**Exercise brief:**
Transcribe the data that follows precisely, omitting nothing.

**Data extract:**
■ ■ ■ ■ ■
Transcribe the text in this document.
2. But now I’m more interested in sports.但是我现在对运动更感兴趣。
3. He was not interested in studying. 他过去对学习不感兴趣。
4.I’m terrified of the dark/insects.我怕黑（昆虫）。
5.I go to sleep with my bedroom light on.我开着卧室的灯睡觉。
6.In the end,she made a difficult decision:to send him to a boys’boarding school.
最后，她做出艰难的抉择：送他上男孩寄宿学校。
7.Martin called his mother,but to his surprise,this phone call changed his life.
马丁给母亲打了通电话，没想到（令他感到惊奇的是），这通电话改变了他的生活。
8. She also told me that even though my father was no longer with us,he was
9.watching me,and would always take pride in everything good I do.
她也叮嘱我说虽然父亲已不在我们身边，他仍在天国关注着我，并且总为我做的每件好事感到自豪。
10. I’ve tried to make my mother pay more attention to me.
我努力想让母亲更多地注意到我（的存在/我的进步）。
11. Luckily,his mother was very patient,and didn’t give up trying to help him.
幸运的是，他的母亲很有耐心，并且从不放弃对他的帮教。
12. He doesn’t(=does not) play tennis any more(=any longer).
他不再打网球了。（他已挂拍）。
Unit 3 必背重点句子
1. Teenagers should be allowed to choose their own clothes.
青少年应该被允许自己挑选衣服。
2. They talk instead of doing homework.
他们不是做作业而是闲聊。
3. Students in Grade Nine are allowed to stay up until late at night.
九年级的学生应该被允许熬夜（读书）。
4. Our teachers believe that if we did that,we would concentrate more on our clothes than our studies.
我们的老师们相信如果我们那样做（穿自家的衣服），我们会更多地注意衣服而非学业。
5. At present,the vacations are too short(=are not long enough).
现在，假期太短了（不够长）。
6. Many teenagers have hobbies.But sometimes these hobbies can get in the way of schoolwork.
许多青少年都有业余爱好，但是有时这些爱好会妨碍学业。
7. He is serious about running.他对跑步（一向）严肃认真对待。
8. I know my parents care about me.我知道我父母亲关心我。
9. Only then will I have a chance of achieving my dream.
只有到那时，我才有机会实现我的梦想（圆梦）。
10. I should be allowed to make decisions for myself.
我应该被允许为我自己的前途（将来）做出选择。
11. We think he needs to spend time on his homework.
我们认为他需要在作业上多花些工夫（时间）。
■ ■ ■ ■ ■
**Reply:**
Transcribe the text in this document.
2. But now I’m more interested in sports.但是我现在对运动更感兴趣。
3. He was not interested in studying. 他过去对学习不感兴趣。
4.I’m terrified of the dark/insects.我怕黑（昆虫）。
5.I go to sleep with my bedroom light on.我开着卧室的灯睡觉。
6.In the end,she made a difficult decision:to send him to a boys’boarding school.
最后，她做出艰难的抉择：送他上男孩寄宿学校。
7.Martin called his mother,but to his surprise,this phone call changed his life.
马丁给母亲打了通电话，没想到（令他感到惊奇的是），这通电话改变了他的生活。
8. She also told me that even though my father was no longer with us,he was
9.watching me,and would always take pride in everything good I do.
她也叮嘱我说虽然父亲已不在我们身边，他仍在天国关注着我，并且总为我做的每件好事感到自豪。
10. I’ve tried to make my mother pay more attention to me.
我努力想让母亲更多地注意到我（的存在/我的进步）。
11. Luckily,his mother was very patient,and didn’t give up trying to help him.
幸运的是，他的母亲很有耐心，并且从不放弃对他的帮教。
12. He doesn’t(=does not) play tennis any more(=any longer).
他不再打网球了。（他已挂拍）。
Unit 3 必背重点句子
1. Teenagers should be allowed to choose their own clothes.
青少年应该被允许自己挑选衣服。
2. They talk instead of doing homework.
他们不是做作业而是闲聊。
3. Students in Grade Nine are allowed to stay up until late at night.
九年级的学生应该被允许熬夜（读书）。
4. Our teachers believe that if we did that,we would concentrate more on our clothes than our studies.
我们的老师们相信如果我们那样做（穿自家的衣服），我们会更多地注意衣服而非学业。
5. At present,the vacations are too short(=are not long enough).
现在，假期太短了（不够长）。
6. Many teenagers have hobbies.But sometimes these hobbies can get in the way of schoolwork.
许多青少年都有业余爱好，但是有时这些爱好会妨碍学业。
7. He is serious about running.他对跑步（一向）严肃认真对待。
8. I know my parents care about me.我知道我父母亲关心我。
9. Only then will I have a chance of achieving my dream.
只有到那时，我才有机会实现我的梦想（圆梦）。
10. I should be allowed to make decisions for myself.
我应该被允许为我自己的前途（将来）做出选择。
11. We think he needs to spend time on his homework.
我们认为他需要在作业上多花些工夫（时间）。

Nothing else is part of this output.